Gather the lines from the material that contain "this".

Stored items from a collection

================================

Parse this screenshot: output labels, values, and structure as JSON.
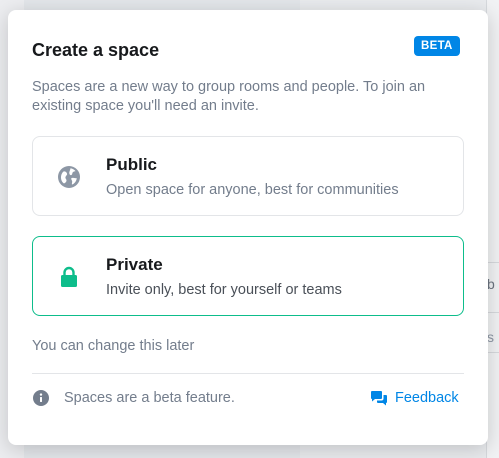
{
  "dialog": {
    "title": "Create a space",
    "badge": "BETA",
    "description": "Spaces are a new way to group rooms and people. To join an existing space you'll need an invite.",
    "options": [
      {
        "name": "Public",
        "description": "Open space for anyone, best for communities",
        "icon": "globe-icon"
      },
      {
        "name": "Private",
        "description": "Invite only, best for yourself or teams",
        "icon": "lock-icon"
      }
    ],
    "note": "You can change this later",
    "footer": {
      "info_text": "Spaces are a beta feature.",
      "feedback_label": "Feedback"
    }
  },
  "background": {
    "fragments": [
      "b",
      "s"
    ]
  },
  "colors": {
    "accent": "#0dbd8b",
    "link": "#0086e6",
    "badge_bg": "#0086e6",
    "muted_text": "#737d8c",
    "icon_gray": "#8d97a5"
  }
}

================================

Correct answer
Parse this screenshot: output labels, values, and structure as JSON.
    "note": "You can change this later",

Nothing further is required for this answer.